=== LISTING ===

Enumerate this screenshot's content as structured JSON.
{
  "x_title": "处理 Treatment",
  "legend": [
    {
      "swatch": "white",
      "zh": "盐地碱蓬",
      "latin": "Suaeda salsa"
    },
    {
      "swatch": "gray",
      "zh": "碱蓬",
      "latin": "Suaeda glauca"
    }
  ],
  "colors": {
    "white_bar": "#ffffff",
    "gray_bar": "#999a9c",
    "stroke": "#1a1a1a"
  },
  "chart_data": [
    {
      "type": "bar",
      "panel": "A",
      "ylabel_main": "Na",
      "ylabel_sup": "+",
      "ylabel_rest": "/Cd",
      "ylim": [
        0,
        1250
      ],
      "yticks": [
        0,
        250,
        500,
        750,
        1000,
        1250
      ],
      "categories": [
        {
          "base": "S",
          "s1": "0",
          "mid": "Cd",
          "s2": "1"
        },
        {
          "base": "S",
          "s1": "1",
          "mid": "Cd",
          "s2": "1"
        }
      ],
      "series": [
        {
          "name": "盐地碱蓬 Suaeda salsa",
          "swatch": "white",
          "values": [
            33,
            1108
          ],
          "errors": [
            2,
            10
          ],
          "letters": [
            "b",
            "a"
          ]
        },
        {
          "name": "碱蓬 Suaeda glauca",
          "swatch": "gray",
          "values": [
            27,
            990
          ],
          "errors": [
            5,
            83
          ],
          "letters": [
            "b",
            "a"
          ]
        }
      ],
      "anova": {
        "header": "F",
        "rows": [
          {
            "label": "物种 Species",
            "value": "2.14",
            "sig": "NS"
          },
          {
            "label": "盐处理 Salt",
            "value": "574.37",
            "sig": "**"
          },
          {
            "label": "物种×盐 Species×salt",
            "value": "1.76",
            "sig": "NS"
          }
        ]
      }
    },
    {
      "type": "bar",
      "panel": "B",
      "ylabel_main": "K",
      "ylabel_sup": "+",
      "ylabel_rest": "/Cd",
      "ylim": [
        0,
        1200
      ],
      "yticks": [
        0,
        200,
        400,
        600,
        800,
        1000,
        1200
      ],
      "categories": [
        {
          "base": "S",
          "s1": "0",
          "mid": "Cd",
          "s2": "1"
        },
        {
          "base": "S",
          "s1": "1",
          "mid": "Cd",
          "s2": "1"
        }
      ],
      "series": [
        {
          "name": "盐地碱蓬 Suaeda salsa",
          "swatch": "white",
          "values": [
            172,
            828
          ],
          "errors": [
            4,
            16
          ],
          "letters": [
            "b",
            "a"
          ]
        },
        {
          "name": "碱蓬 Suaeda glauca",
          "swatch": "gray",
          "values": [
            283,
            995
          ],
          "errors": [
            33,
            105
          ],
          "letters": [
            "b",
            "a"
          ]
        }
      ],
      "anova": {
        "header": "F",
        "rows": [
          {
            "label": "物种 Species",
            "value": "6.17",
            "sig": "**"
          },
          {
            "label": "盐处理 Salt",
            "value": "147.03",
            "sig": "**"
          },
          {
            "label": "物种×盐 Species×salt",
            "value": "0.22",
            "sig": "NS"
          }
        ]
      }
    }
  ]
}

===

WHAT THE TASK REQUIRES: Take every line containing the word "latin" and copy it.

OUTPUT BELOW:
      "latin": "Suaeda salsa"
      "latin": "Suaeda glauca"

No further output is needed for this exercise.